## REQUIRED TASK
Retype the full set of records. Keep every character identical.

Dataset entries on figures:
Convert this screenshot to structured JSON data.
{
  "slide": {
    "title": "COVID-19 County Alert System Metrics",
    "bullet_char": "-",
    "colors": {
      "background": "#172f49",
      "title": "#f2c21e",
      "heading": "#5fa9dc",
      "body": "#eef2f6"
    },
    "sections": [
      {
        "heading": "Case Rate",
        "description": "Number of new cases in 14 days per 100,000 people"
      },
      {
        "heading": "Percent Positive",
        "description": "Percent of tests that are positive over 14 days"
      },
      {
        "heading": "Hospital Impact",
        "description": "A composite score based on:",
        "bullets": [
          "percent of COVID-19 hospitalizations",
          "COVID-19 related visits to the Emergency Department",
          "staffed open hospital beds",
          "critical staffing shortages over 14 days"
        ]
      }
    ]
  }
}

## COMPLETE ANSWER
Convert this screenshot to structured JSON data.
{
  "slide": {
    "title": "COVID-19 County Alert System Metrics",
    "bullet_char": "-",
    "colors": {
      "background": "#172f49",
      "title": "#f2c21e",
      "heading": "#5fa9dc",
      "body": "#eef2f6"
    },
    "sections": [
      {
        "heading": "Case Rate",
        "description": "Number of new cases in 14 days per 100,000 people"
      },
      {
        "heading": "Percent Positive",
        "description": "Percent of tests that are positive over 14 days"
      },
      {
        "heading": "Hospital Impact",
        "description": "A composite score based on:",
        "bullets": [
          "percent of COVID-19 hospitalizations",
          "COVID-19 related visits to the Emergency Department",
          "staffed open hospital beds",
          "critical staffing shortages over 14 days"
        ]
      }
    ]
  }
}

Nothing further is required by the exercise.